• Request: For the listing below, give the count of lines containing "false", and no other text.

[Recorded data]

--- START ---

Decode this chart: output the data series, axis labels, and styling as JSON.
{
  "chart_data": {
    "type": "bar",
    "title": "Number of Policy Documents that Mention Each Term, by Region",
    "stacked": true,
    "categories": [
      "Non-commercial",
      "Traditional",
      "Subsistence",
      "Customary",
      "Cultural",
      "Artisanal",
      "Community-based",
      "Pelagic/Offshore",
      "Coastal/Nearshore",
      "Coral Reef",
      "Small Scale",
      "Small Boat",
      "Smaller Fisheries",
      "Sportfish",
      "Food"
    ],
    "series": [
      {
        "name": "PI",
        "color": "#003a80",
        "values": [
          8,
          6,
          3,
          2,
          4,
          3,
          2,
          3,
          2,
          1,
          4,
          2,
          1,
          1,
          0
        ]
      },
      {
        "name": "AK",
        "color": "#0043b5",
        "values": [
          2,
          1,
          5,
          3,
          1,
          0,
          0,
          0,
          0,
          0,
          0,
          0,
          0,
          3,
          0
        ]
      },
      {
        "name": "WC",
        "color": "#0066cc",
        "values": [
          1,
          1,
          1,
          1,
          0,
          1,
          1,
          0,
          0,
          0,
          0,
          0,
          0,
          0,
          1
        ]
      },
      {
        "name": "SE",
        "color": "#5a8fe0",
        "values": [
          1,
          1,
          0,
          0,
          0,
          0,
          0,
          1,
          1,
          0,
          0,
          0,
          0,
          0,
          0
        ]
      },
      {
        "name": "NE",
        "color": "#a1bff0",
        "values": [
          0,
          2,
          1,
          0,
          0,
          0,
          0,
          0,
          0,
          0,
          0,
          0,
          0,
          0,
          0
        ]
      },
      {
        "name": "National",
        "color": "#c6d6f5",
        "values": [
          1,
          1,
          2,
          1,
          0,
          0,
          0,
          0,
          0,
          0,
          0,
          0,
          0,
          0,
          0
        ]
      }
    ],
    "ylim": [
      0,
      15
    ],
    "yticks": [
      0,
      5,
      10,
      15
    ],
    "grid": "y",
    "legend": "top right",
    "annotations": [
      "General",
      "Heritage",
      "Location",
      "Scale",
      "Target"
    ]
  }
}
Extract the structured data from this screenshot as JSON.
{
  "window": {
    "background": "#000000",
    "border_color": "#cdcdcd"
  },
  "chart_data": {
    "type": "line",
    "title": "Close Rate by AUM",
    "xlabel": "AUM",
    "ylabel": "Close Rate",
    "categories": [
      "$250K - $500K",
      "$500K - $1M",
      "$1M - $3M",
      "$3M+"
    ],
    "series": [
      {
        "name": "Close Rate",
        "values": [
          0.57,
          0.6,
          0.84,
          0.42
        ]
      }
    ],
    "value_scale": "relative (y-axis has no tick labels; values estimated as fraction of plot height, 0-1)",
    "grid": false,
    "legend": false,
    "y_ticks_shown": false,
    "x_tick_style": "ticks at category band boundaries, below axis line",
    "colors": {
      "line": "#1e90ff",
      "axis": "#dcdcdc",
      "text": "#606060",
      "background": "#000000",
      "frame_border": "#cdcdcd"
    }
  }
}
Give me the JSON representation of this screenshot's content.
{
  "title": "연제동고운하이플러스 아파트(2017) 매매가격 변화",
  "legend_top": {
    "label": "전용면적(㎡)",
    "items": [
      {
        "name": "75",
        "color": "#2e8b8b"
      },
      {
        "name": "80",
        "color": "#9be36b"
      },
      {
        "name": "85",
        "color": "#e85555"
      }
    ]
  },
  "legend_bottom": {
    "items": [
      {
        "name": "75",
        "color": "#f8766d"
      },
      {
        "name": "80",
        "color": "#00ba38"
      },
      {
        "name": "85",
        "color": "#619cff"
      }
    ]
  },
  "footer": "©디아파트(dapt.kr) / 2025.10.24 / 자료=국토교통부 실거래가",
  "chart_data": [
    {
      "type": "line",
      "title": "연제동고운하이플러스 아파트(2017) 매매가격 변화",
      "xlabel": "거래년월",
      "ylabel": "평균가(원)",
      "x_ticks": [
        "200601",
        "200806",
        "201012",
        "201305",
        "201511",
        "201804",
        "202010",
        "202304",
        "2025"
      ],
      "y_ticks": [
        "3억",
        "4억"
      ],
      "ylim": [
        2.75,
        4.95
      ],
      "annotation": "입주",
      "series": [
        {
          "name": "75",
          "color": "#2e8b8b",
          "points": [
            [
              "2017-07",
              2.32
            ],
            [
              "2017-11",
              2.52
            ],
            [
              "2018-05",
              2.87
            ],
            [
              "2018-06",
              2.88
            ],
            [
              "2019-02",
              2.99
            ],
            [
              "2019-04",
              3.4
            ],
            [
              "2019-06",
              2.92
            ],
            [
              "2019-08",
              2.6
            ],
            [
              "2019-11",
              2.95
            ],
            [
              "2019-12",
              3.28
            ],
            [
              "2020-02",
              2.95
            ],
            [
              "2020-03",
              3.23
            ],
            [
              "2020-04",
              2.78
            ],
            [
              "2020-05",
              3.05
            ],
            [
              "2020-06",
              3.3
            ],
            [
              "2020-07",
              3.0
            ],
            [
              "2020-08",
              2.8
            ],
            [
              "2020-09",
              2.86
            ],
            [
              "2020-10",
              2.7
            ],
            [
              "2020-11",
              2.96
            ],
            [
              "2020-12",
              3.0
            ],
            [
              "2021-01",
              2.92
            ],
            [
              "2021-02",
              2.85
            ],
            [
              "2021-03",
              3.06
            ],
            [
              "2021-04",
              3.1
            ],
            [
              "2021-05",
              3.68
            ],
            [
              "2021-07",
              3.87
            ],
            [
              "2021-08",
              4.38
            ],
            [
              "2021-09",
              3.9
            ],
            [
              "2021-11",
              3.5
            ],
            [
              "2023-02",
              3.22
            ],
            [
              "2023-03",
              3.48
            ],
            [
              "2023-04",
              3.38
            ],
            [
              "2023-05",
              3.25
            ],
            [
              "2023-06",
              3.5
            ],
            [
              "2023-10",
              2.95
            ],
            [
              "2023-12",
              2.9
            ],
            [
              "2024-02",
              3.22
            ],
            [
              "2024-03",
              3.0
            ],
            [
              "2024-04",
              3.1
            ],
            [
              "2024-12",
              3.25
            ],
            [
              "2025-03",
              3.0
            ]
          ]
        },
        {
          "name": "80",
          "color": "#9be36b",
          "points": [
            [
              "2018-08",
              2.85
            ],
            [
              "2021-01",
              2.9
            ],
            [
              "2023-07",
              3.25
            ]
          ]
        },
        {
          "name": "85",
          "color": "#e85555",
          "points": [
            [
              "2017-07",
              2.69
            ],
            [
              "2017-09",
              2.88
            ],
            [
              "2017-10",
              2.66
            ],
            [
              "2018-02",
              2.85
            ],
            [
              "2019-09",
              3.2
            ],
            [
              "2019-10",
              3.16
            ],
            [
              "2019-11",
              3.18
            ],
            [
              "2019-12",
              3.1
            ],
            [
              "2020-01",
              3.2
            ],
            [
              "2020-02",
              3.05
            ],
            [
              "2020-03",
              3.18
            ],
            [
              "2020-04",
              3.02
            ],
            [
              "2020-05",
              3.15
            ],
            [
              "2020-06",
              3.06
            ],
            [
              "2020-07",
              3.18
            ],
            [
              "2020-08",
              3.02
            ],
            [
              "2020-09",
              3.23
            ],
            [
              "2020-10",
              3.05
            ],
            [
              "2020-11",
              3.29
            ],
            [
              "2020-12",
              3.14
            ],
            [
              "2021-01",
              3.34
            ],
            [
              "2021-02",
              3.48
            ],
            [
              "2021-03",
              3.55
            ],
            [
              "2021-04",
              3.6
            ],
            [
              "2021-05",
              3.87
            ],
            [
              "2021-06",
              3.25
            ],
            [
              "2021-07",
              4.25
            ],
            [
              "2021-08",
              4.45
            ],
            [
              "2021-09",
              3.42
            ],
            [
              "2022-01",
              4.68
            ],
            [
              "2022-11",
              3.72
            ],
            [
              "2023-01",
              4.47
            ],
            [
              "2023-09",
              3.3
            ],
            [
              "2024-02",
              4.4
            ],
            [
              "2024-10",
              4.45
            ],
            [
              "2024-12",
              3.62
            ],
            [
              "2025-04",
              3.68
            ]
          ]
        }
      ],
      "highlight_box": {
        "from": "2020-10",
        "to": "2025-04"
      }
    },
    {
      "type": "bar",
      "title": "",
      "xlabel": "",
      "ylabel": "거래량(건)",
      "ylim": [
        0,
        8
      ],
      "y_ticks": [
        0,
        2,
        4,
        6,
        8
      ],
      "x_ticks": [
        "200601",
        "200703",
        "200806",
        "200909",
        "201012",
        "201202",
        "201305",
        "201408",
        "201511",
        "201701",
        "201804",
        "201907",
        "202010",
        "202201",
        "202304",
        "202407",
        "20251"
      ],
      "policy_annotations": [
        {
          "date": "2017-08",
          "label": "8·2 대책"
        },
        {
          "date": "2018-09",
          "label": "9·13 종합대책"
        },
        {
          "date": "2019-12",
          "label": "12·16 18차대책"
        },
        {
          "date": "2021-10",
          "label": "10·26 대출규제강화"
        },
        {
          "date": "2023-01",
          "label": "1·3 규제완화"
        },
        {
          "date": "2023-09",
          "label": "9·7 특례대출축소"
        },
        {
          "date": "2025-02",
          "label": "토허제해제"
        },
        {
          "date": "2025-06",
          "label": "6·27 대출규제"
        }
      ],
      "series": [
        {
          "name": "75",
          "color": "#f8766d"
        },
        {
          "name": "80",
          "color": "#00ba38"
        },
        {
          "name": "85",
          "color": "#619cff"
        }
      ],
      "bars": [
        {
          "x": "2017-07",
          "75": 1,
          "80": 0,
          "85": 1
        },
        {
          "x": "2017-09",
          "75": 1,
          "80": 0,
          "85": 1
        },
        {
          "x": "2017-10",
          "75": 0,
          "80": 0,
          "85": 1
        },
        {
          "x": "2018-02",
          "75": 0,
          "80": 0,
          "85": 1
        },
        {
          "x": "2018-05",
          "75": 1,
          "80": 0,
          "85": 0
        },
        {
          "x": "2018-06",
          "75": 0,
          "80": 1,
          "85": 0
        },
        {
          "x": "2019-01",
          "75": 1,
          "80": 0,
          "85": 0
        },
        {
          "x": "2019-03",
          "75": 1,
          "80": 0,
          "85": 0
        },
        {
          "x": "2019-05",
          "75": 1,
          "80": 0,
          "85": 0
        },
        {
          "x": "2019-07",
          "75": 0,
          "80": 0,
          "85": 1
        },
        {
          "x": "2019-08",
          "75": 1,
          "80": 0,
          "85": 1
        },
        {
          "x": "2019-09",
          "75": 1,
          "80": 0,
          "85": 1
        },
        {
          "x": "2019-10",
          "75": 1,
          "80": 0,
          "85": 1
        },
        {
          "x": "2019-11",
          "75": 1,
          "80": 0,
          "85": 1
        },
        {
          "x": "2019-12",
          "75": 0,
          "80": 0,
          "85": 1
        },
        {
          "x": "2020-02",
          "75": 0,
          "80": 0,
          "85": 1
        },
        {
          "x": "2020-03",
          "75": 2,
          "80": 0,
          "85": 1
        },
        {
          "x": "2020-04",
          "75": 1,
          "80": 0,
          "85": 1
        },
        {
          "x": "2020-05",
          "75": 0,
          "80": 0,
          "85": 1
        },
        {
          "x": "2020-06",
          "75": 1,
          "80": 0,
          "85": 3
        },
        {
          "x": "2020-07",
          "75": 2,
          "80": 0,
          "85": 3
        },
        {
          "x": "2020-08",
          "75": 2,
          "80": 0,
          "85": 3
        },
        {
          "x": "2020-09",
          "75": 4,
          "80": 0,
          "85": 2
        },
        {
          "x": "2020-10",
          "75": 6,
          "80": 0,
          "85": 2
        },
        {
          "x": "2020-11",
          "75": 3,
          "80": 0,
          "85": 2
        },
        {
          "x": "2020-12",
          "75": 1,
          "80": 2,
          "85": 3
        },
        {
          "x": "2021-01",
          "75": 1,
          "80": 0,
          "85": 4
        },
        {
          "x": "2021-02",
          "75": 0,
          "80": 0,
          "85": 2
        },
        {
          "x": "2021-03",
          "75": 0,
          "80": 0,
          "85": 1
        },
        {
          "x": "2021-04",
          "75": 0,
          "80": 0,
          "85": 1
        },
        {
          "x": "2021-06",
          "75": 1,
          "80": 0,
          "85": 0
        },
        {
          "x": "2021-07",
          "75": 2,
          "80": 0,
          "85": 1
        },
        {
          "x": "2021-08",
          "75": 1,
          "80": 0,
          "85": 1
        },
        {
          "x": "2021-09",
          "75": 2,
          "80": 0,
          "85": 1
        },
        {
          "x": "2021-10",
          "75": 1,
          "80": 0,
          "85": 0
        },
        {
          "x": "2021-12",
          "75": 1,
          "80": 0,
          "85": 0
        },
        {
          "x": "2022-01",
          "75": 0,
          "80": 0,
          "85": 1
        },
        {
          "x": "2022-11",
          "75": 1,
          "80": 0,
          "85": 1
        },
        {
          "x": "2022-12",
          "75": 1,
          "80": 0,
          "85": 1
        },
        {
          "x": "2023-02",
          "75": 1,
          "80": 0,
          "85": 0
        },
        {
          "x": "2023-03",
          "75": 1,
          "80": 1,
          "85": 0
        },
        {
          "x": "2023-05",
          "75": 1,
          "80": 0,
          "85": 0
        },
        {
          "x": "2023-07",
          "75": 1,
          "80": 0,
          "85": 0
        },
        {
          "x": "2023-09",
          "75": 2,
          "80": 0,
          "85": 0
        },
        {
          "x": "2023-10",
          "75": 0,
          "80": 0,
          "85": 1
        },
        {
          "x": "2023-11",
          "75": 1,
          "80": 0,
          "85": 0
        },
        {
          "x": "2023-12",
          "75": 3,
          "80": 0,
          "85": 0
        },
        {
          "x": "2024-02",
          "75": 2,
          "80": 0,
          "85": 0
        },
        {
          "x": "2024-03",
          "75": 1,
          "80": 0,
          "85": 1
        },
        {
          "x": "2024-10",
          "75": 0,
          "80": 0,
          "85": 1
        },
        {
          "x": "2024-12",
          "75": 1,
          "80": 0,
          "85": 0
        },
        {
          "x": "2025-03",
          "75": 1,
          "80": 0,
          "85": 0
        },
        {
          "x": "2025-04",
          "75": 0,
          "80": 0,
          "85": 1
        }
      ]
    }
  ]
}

--- END ---

• Result for this exercise: 3